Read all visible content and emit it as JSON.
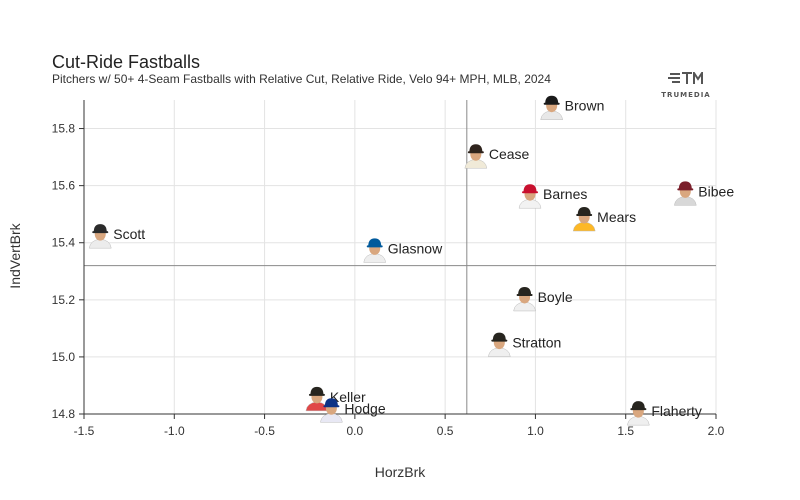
{
  "title": "Cut-Ride Fastballs",
  "subtitle": "Pitchers w/ 50+ 4-Seam Fastballs with Relative Cut, Relative Ride, Velo 94+ MPH, MLB, 2024",
  "logo": {
    "text": "TRUMEDIA"
  },
  "chart_data": {
    "type": "scatter",
    "title": "Cut-Ride Fastballs",
    "xlabel": "HorzBrk",
    "ylabel": "IndVertBrk",
    "xlim": [
      -1.5,
      2.0
    ],
    "ylim": [
      14.8,
      15.9
    ],
    "xticks": [
      -1.5,
      -1.0,
      -0.5,
      0.0,
      0.5,
      1.0,
      1.5,
      2.0
    ],
    "xtick_labels": [
      "-1.5",
      "-1.0",
      "-0.5",
      "0.0",
      "0.5",
      "1.0",
      "1.5",
      "2.0"
    ],
    "yticks": [
      14.8,
      15.0,
      15.2,
      15.4,
      15.6,
      15.8
    ],
    "ytick_labels": [
      "14.8",
      "15.0",
      "15.2",
      "15.4",
      "15.6",
      "15.8"
    ],
    "grid": true,
    "reference_lines": {
      "x": 0.62,
      "y": 15.32
    },
    "points": [
      {
        "name": "Brown",
        "x": 1.09,
        "y": 15.88,
        "cap": "#1a1a1a",
        "shirt": "#e8e8e8"
      },
      {
        "name": "Cease",
        "x": 0.67,
        "y": 15.71,
        "cap": "#2f241d",
        "shirt": "#f0ead8"
      },
      {
        "name": "Barnes",
        "x": 0.97,
        "y": 15.57,
        "cap": "#c8102e",
        "shirt": "#f2f2f2"
      },
      {
        "name": "Bibee",
        "x": 1.83,
        "y": 15.58,
        "cap": "#7a1f2b",
        "shirt": "#d8d8d8"
      },
      {
        "name": "Mears",
        "x": 1.27,
        "y": 15.49,
        "cap": "#27251f",
        "shirt": "#fdb827"
      },
      {
        "name": "Scott",
        "x": -1.41,
        "y": 15.43,
        "cap": "#2b2b2b",
        "shirt": "#ececec"
      },
      {
        "name": "Glasnow",
        "x": 0.11,
        "y": 15.38,
        "cap": "#005a9c",
        "shirt": "#eeeeee"
      },
      {
        "name": "Boyle",
        "x": 0.94,
        "y": 15.21,
        "cap": "#27251f",
        "shirt": "#efefef"
      },
      {
        "name": "Stratton",
        "x": 0.8,
        "y": 15.05,
        "cap": "#27251f",
        "shirt": "#efefef"
      },
      {
        "name": "Keller",
        "x": -0.21,
        "y": 14.86,
        "cap": "#27251f",
        "shirt": "#e04848"
      },
      {
        "name": "Hodge",
        "x": -0.13,
        "y": 14.82,
        "cap": "#0e3386",
        "shirt": "#e8e8f4"
      },
      {
        "name": "Flaherty",
        "x": 1.57,
        "y": 14.81,
        "cap": "#27251f",
        "shirt": "#efefef"
      }
    ]
  }
}
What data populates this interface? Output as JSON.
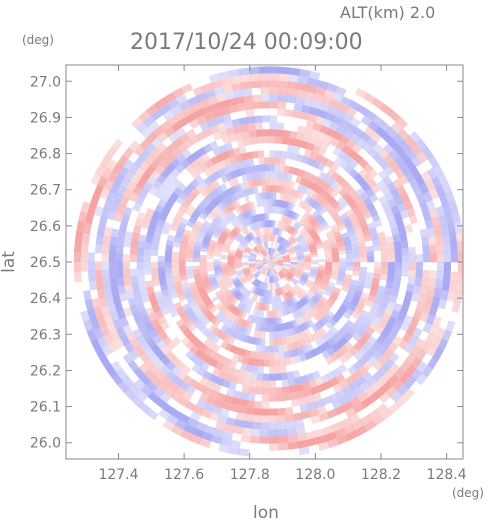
{
  "header": {
    "altitude_label": "ALT(km) 2.0",
    "timestamp": "2017/10/24 00:09:00"
  },
  "chart_data": {
    "type": "heatmap",
    "title": "2017/10/24 00:09:00",
    "xlabel": "lon",
    "ylabel": "lat",
    "x_unit": "(deg)",
    "y_unit": "(deg)",
    "xlim": [
      127.24,
      128.45
    ],
    "ylim": [
      25.955,
      27.045
    ],
    "x_ticks": [
      127.4,
      127.6,
      127.8,
      128.0,
      128.2,
      128.4
    ],
    "x_tick_labels": [
      "127.4",
      "127.6",
      "127.8",
      "128.0",
      "128.2",
      "128.4"
    ],
    "y_ticks": [
      26.0,
      26.1,
      26.2,
      26.3,
      26.4,
      26.5,
      26.6,
      26.7,
      26.8,
      26.9,
      27.0
    ],
    "y_tick_labels": [
      "26.0",
      "26.1",
      "26.2",
      "26.3",
      "26.4",
      "26.5",
      "26.6",
      "26.7",
      "26.8",
      "26.9",
      "27.0"
    ],
    "grid": false,
    "radar_center": {
      "lon": 127.86,
      "lat": 26.5
    },
    "colors": {
      "positive": "#f6a3a3",
      "negative": "#a9a9f4",
      "axis": "#8a8a8a"
    }
  }
}
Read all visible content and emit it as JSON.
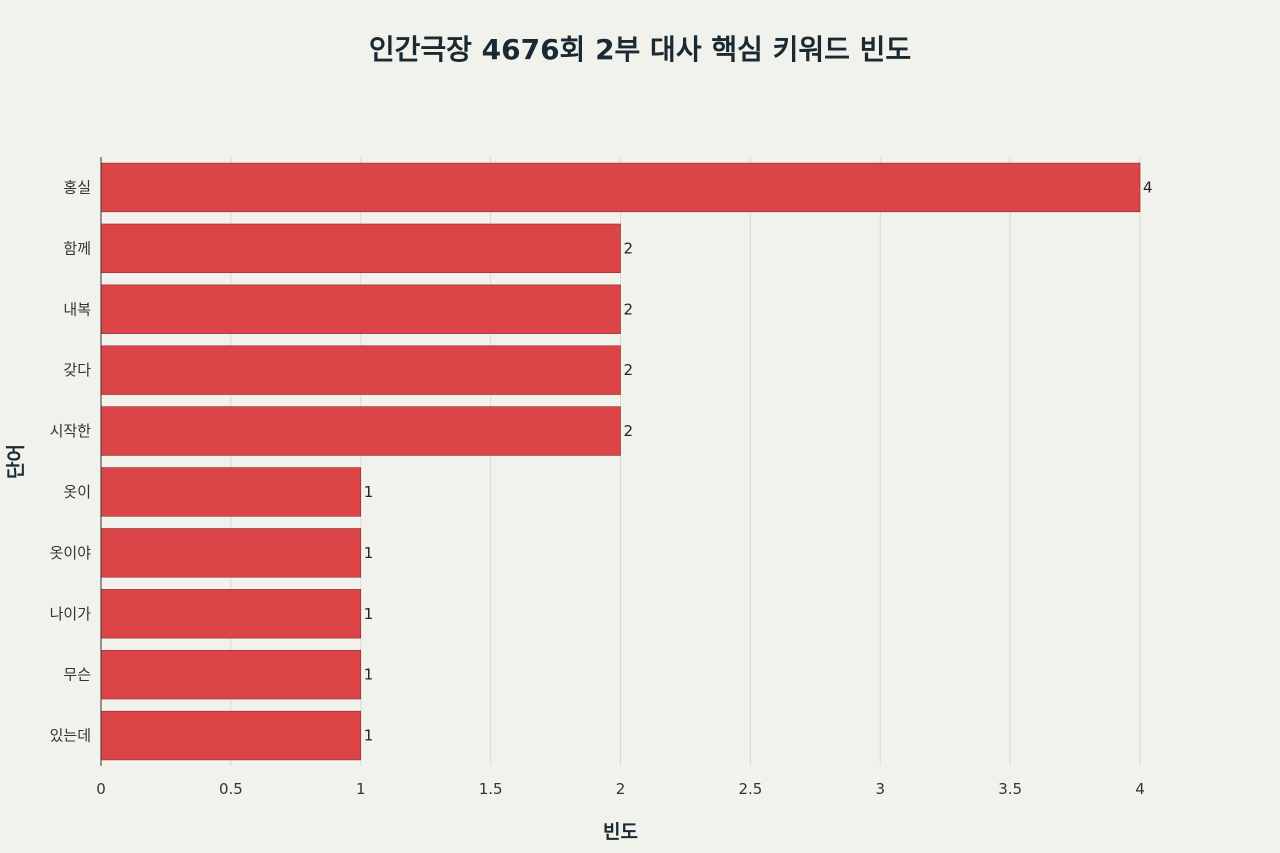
{
  "chart_data": {
    "type": "bar",
    "orientation": "horizontal",
    "title": "인간극장 4676회 2부 대사 핵심 키워드 빈도",
    "xlabel": "빈도",
    "ylabel": "단어",
    "categories": [
      "홍실",
      "함께",
      "내복",
      "갖다",
      "시작한",
      "옷이",
      "옷이야",
      "나이가",
      "무슨",
      "있는데"
    ],
    "values": [
      4,
      2,
      2,
      2,
      2,
      1,
      1,
      1,
      1,
      1
    ],
    "value_labels": [
      "4",
      "2",
      "2",
      "2",
      "2",
      "1",
      "1",
      "1",
      "1",
      "1"
    ],
    "xlim": [
      0,
      4
    ],
    "xticks": [
      0,
      0.5,
      1,
      1.5,
      2,
      2.5,
      3,
      3.5,
      4
    ],
    "xtick_labels": [
      "0",
      "0.5",
      "1",
      "1.5",
      "2",
      "2.5",
      "3",
      "3.5",
      "4"
    ],
    "grid": true,
    "colors": {
      "bar": "#dc4548",
      "bar_edge": "#8a2a2c",
      "grid": "#d9d9d4",
      "axis": "#333333",
      "background": "#f2f2ed"
    }
  }
}
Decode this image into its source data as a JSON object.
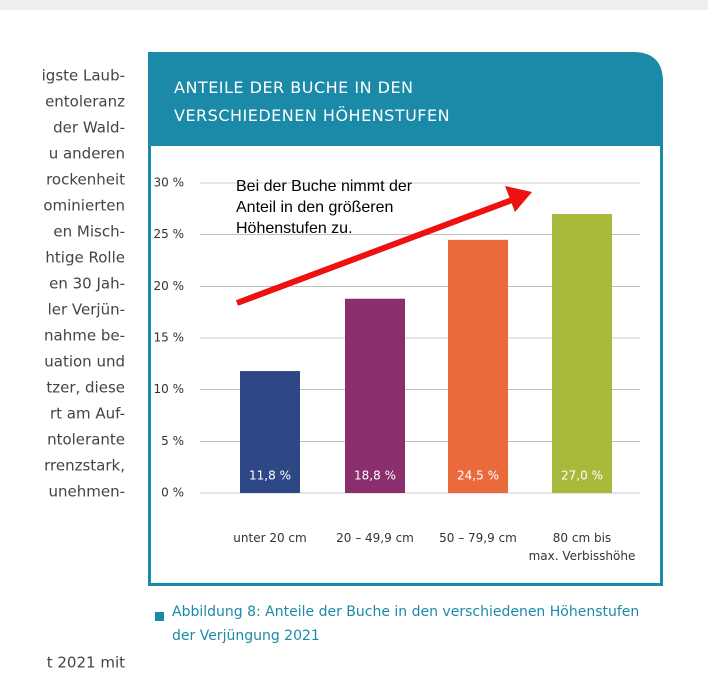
{
  "side_text": {
    "lines": [
      "igste Laub-",
      "entoleranz",
      "der Wald-",
      "u anderen",
      "rockenheit",
      "ominierten",
      "en Misch-",
      "htige Rolle",
      "en 30 Jah-",
      "ler Verjün-",
      "nahme be-",
      "uation und",
      "tzer, diese",
      "rt am Auf-",
      "ntolerante",
      "rrenzstark,",
      "unehmen-",
      "t 2021 mit"
    ]
  },
  "chart_data": {
    "type": "bar",
    "title": "ANTEILE DER BUCHE IN DEN\nVERSCHIEDENEN HÖHENSTUFEN",
    "annotation": "Bei der Buche nimmt der\nAnteil in den größeren\nHöhenstufen zu.",
    "categories": [
      "unter 20 cm",
      "20 – 49,9 cm",
      "50 – 79,9 cm",
      "80 cm bis\nmax. Verbisshöhe"
    ],
    "values": [
      11.8,
      18.8,
      24.5,
      27.0
    ],
    "value_labels": [
      "11,8 %",
      "18,8 %",
      "24,5 %",
      "27,0 %"
    ],
    "colors": [
      "#2e4785",
      "#8a2e6e",
      "#ea6a3b",
      "#a8b93c"
    ],
    "ylim": [
      0,
      30
    ],
    "yticks": [
      {
        "value": 0,
        "label": "0 %"
      },
      {
        "value": 5,
        "label": "5 %"
      },
      {
        "value": 10,
        "label": "10 %"
      },
      {
        "value": 15,
        "label": "15 %"
      },
      {
        "value": 20,
        "label": "20 %"
      },
      {
        "value": 25,
        "label": "25 %"
      },
      {
        "value": 30,
        "label": "30 %"
      }
    ],
    "grid": true
  },
  "caption": "Abbildung 8: Anteile der Buche in den verschiedenen Höhenstufen\nder Verjüngung 2021"
}
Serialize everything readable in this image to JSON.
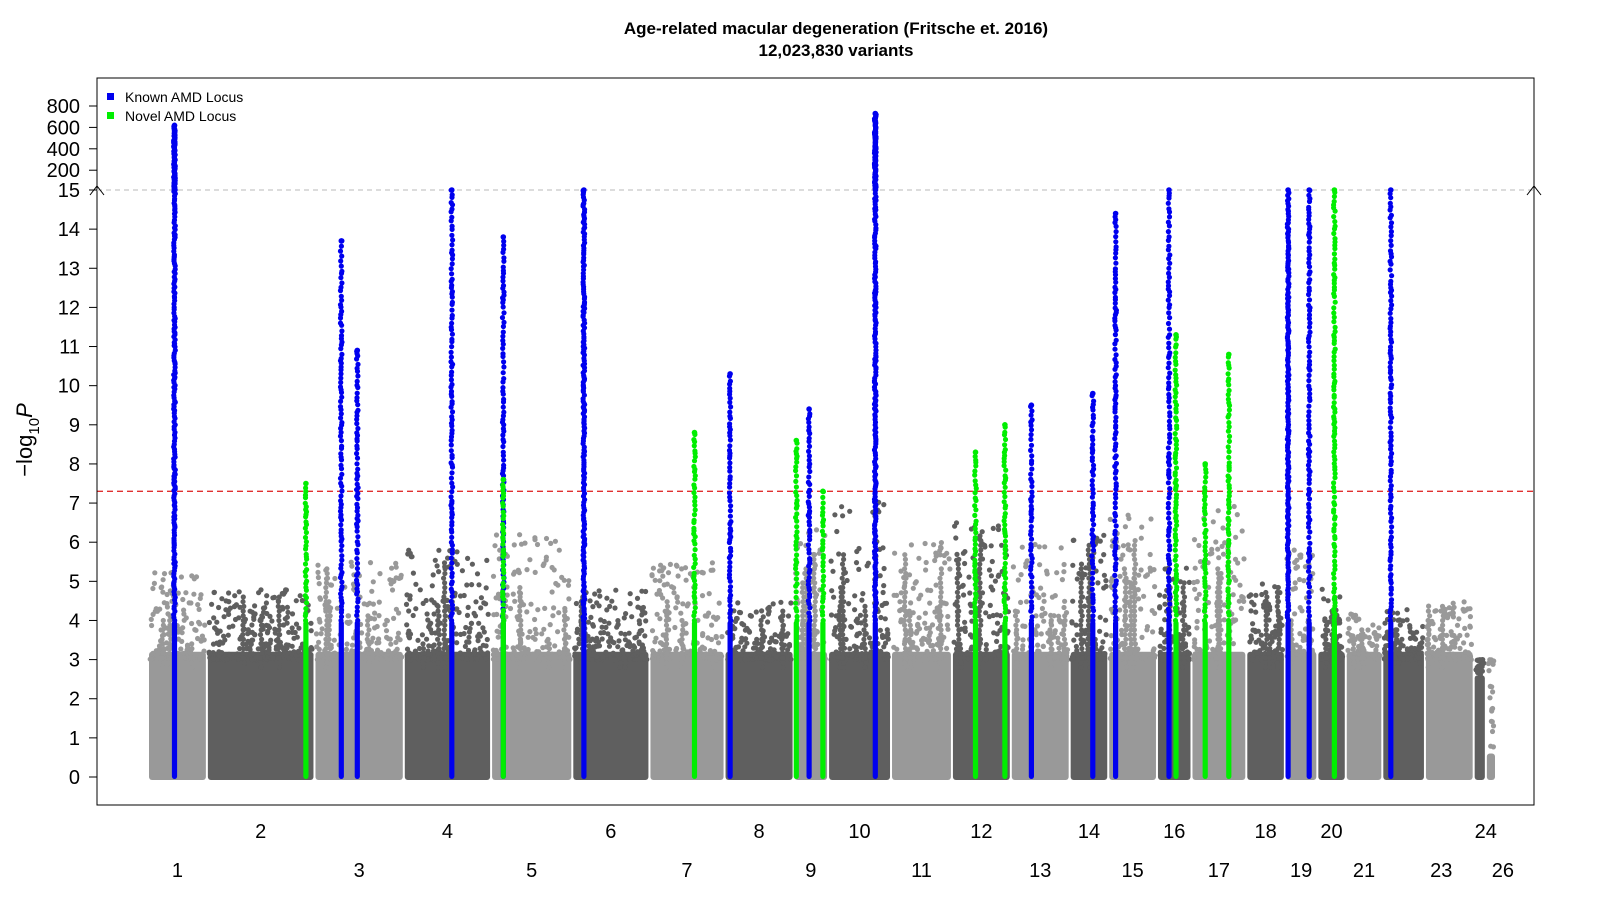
{
  "chart_data": {
    "type": "scatter",
    "subtype": "manhattan",
    "title": "Age-related macular degeneration (Fritsche et. 2016)",
    "subtitle": "12,023,830 variants",
    "ylabel_prefix": "−log",
    "ylabel_sub": "10",
    "ylabel_var": "P",
    "y_ticks_lower": [
      "0",
      "1",
      "2",
      "3",
      "4",
      "5",
      "6",
      "7",
      "8",
      "9",
      "10",
      "11",
      "12",
      "13",
      "14",
      "15"
    ],
    "y_ticks_upper": [
      "200",
      "400",
      "600",
      "800"
    ],
    "ylim_lower": [
      0,
      15
    ],
    "ylim_upper": [
      15,
      850
    ],
    "axis_break_at": 15,
    "significance_threshold": 7.3,
    "legend_position": "top-left",
    "legend": [
      {
        "label": "Known AMD Locus",
        "color": "#0000ee"
      },
      {
        "label": "Novel AMD Locus",
        "color": "#00ee00"
      }
    ],
    "colors": {
      "chrom_light": "#999999",
      "chrom_dark": "#5f5f5f",
      "known": "#0000ee",
      "novel": "#00ee00",
      "threshold": "#e03030",
      "break_line": "#c8c8c8"
    },
    "chromosome_labels_upper": [
      "2",
      "4",
      "6",
      "8",
      "10",
      "12",
      "14",
      "16",
      "18",
      "20",
      "24"
    ],
    "chromosome_labels_lower": [
      "1",
      "3",
      "5",
      "7",
      "9",
      "11",
      "13",
      "15",
      "17",
      "19",
      "21",
      "23",
      "26"
    ],
    "chromosomes": [
      {
        "chr": "1",
        "bg_max": 5.3
      },
      {
        "chr": "2",
        "bg_max": 4.8
      },
      {
        "chr": "3",
        "bg_max": 5.5
      },
      {
        "chr": "4",
        "bg_max": 5.8
      },
      {
        "chr": "5",
        "bg_max": 6.2
      },
      {
        "chr": "6",
        "bg_max": 4.8
      },
      {
        "chr": "7",
        "bg_max": 5.5
      },
      {
        "chr": "8",
        "bg_max": 4.5
      },
      {
        "chr": "9",
        "bg_max": 6.4
      },
      {
        "chr": "10",
        "bg_max": 7.1
      },
      {
        "chr": "11",
        "bg_max": 6.0
      },
      {
        "chr": "12",
        "bg_max": 6.5
      },
      {
        "chr": "13",
        "bg_max": 6.0
      },
      {
        "chr": "14",
        "bg_max": 6.2
      },
      {
        "chr": "15",
        "bg_max": 6.8
      },
      {
        "chr": "16",
        "bg_max": 5.5
      },
      {
        "chr": "17",
        "bg_max": 7.0
      },
      {
        "chr": "18",
        "bg_max": 5.0
      },
      {
        "chr": "19",
        "bg_max": 5.8
      },
      {
        "chr": "20",
        "bg_max": 4.8
      },
      {
        "chr": "21",
        "bg_max": 4.2
      },
      {
        "chr": "22",
        "bg_max": 4.3
      },
      {
        "chr": "23",
        "bg_max": 4.5
      },
      {
        "chr": "24",
        "bg_max": 2.6
      },
      {
        "chr": "26",
        "bg_max": 0.6
      }
    ],
    "loci": [
      {
        "chr": "1",
        "type": "known",
        "peak": 620
      },
      {
        "chr": "2",
        "type": "novel",
        "peak": 7.5
      },
      {
        "chr": "3",
        "type": "known",
        "peak": 13.7
      },
      {
        "chr": "3",
        "type": "known",
        "peak": 10.9
      },
      {
        "chr": "4",
        "type": "known",
        "peak": 15.0
      },
      {
        "chr": "5",
        "type": "known",
        "peak": 13.8
      },
      {
        "chr": "5",
        "type": "novel",
        "peak": 7.6
      },
      {
        "chr": "6",
        "type": "known",
        "peak": 15.2
      },
      {
        "chr": "7",
        "type": "novel",
        "peak": 8.8
      },
      {
        "chr": "8",
        "type": "known",
        "peak": 10.3
      },
      {
        "chr": "9",
        "type": "novel",
        "peak": 8.6
      },
      {
        "chr": "9",
        "type": "known",
        "peak": 9.4
      },
      {
        "chr": "9",
        "type": "novel",
        "peak": 7.3
      },
      {
        "chr": "10",
        "type": "known",
        "peak": 730
      },
      {
        "chr": "12",
        "type": "novel",
        "peak": 8.3
      },
      {
        "chr": "12",
        "type": "novel",
        "peak": 9.0
      },
      {
        "chr": "13",
        "type": "known",
        "peak": 9.5
      },
      {
        "chr": "14",
        "type": "known",
        "peak": 9.8
      },
      {
        "chr": "15",
        "type": "known",
        "peak": 14.4
      },
      {
        "chr": "16",
        "type": "known",
        "peak": 15.0
      },
      {
        "chr": "16",
        "type": "novel",
        "peak": 11.3
      },
      {
        "chr": "17",
        "type": "novel",
        "peak": 8.0
      },
      {
        "chr": "17",
        "type": "novel",
        "peak": 10.8
      },
      {
        "chr": "19",
        "type": "known",
        "peak": 15.1
      },
      {
        "chr": "19",
        "type": "known",
        "peak": 15.0
      },
      {
        "chr": "20",
        "type": "novel",
        "peak": 15.0
      },
      {
        "chr": "22",
        "type": "known",
        "peak": 15.0
      }
    ]
  }
}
* * *
## Goal of the exercise
Find each line with the string "shirt" and copy it out.

## Solution for this exercise
        "shirt": "#e8e8e8"
        "shirt": "#f0ead8"
        "shirt": "#f2f2f2"
        "shirt": "#d8d8d8"
        "shirt": "#fdb827"
        "shirt": "#ececec"
        "shirt": "#eeeeee"
        "shirt": "#efefef"
        "shirt": "#efefef"
        "shirt": "#e04848"
        "shirt": "#e8e8f4"
        "shirt": "#efefef"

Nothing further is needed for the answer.